What you need to do: Wherever a line below holds the word "China", copy that line.

Recorded information:
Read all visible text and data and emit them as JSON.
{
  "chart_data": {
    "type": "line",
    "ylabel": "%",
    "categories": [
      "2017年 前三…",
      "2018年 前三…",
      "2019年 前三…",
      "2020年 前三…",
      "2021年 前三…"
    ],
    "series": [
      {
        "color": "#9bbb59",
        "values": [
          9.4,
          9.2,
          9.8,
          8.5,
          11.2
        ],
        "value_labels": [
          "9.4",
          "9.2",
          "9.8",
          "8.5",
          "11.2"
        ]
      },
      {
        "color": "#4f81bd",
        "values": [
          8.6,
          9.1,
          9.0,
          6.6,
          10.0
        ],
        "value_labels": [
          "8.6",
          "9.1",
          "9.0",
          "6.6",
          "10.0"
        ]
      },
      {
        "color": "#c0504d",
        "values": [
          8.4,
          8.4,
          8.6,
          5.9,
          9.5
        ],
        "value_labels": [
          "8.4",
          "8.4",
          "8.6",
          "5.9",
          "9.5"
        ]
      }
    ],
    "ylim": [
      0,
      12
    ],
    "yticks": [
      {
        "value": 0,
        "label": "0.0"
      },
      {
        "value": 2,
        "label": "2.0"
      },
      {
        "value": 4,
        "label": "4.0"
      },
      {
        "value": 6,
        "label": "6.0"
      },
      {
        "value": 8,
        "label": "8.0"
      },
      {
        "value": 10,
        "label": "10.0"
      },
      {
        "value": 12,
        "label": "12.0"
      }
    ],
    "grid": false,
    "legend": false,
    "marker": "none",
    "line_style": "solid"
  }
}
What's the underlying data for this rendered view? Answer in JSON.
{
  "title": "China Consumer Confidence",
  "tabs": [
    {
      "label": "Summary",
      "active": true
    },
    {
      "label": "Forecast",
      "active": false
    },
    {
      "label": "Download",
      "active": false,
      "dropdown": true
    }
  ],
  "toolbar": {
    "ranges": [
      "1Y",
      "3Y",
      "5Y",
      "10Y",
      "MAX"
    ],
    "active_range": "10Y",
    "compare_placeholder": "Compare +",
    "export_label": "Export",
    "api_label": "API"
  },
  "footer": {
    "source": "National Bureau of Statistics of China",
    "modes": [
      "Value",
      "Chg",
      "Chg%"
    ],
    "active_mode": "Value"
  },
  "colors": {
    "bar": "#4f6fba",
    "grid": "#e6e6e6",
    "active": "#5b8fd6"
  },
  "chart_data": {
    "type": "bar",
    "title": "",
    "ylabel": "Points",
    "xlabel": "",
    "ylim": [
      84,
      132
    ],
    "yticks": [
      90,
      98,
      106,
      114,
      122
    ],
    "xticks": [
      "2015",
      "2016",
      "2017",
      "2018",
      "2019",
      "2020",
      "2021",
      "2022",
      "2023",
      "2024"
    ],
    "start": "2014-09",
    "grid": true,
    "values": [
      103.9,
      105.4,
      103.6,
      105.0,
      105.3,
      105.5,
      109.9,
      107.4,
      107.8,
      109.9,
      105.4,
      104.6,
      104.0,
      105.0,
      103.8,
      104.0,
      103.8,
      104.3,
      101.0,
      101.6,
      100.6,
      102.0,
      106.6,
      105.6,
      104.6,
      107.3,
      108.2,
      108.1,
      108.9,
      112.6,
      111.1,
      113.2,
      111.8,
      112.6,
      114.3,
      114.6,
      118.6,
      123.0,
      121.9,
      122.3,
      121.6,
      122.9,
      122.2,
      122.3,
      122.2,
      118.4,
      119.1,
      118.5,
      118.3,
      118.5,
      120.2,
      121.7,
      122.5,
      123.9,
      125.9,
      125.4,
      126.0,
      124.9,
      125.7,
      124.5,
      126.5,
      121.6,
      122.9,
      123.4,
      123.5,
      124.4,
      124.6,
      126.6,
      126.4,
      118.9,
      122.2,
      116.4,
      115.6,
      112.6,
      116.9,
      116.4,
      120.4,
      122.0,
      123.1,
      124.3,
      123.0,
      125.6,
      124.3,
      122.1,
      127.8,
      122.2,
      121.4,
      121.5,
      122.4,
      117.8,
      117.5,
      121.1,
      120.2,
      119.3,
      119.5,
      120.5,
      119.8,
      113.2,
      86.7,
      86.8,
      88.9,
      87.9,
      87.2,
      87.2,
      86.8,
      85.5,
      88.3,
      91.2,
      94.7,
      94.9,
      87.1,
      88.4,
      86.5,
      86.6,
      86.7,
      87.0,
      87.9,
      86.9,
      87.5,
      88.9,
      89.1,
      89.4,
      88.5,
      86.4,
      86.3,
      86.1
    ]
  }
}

The reply:
  "title": "China Consumer Confidence",
    "source": "National Bureau of Statistics of China",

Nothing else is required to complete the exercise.